**The request**: Look through the material below. Copy each line that contains the string "value".

**Data excerpts**:
####################
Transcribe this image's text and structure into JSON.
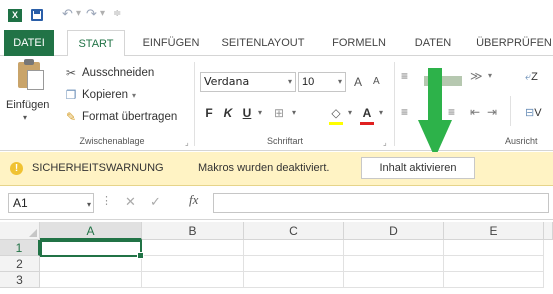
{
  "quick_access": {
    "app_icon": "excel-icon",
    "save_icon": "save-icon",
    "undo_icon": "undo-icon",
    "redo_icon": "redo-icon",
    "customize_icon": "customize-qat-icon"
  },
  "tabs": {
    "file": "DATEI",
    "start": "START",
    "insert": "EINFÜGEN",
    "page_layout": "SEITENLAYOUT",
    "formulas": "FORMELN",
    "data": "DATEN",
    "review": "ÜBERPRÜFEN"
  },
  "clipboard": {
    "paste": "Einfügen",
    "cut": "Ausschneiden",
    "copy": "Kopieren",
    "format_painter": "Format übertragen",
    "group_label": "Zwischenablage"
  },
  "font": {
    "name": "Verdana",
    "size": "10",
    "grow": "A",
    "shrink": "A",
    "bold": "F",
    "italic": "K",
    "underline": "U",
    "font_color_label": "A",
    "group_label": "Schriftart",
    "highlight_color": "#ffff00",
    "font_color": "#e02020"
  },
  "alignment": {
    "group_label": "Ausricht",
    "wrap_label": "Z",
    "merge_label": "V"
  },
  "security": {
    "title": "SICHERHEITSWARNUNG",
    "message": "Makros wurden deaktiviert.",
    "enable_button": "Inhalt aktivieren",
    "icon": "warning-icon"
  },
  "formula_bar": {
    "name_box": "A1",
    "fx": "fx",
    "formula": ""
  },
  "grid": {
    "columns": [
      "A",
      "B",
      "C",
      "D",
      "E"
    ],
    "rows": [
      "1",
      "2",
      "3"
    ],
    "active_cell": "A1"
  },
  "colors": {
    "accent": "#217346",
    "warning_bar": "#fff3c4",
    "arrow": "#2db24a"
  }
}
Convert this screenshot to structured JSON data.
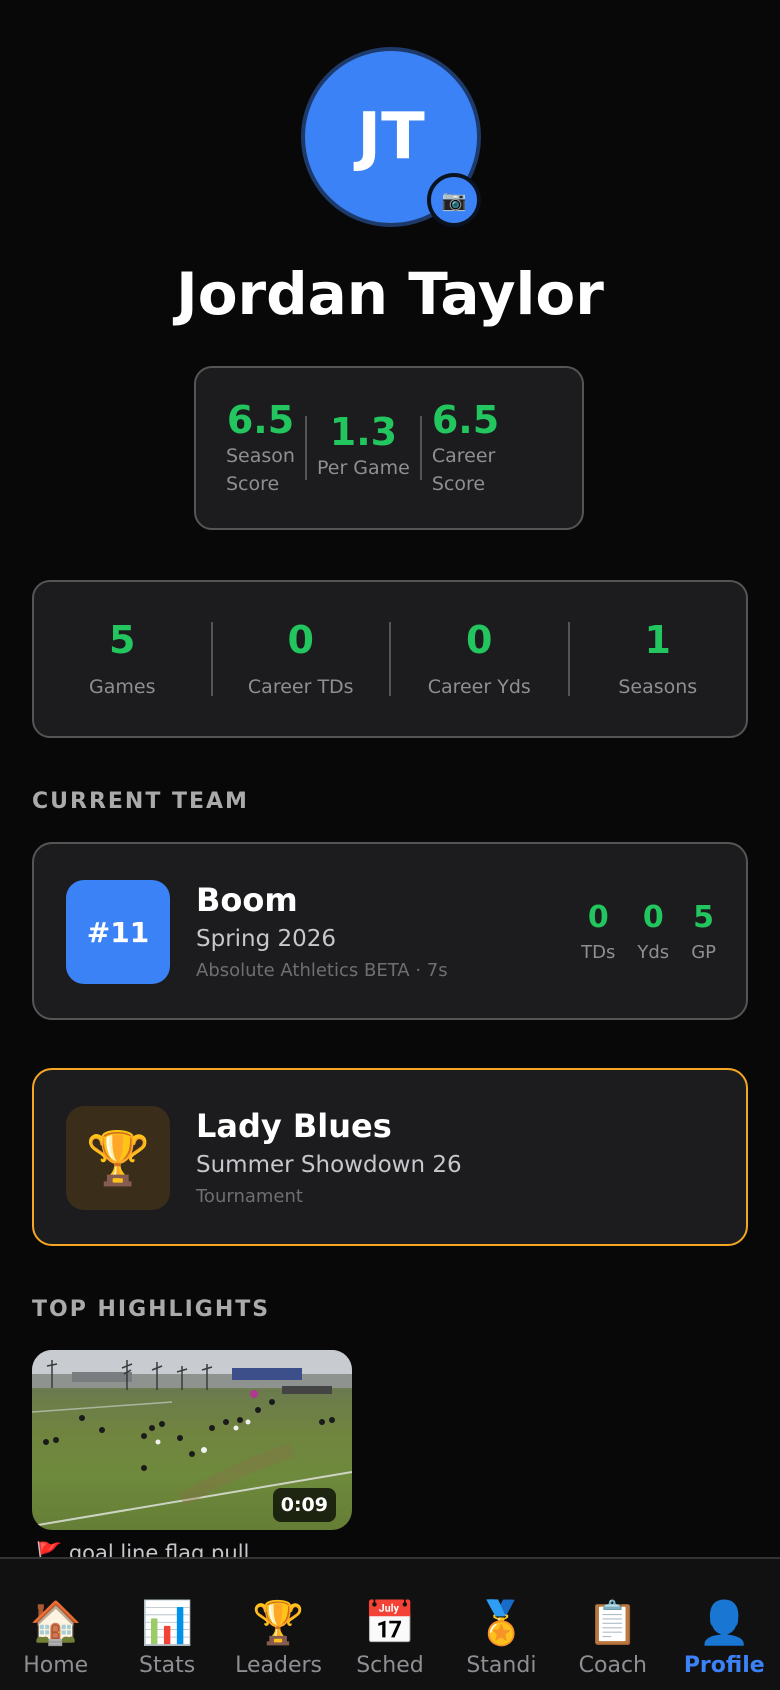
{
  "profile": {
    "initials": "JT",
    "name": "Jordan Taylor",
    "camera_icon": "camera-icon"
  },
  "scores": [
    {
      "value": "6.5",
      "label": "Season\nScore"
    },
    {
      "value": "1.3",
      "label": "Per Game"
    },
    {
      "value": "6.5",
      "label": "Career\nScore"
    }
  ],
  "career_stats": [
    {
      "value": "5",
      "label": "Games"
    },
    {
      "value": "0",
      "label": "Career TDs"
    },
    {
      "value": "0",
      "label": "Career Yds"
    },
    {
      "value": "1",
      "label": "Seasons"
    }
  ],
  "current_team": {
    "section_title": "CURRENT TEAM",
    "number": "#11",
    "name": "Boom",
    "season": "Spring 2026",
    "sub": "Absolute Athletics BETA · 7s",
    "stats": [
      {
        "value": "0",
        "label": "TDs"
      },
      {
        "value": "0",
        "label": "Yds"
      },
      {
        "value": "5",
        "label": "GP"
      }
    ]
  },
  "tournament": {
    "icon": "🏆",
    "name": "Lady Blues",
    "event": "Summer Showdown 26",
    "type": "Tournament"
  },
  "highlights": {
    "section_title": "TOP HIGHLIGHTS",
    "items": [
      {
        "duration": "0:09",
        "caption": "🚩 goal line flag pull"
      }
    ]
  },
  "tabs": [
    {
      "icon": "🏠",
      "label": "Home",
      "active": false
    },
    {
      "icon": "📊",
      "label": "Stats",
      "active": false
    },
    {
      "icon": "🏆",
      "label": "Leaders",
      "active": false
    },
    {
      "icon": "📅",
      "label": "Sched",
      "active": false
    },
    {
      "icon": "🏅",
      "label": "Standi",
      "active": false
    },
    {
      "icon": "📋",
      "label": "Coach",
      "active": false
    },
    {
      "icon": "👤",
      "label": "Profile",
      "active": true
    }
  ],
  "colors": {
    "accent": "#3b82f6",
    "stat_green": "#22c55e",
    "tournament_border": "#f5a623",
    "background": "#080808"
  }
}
####################
**Answer to this task**:
      "value": "6.5",
      "value": "1.3",
      "value": "6.5",
      "value": "5",
      "value": "0",
      "value": "0",
      "value": "1",
        "value": "0",
        "value": "0",
        "value": "5",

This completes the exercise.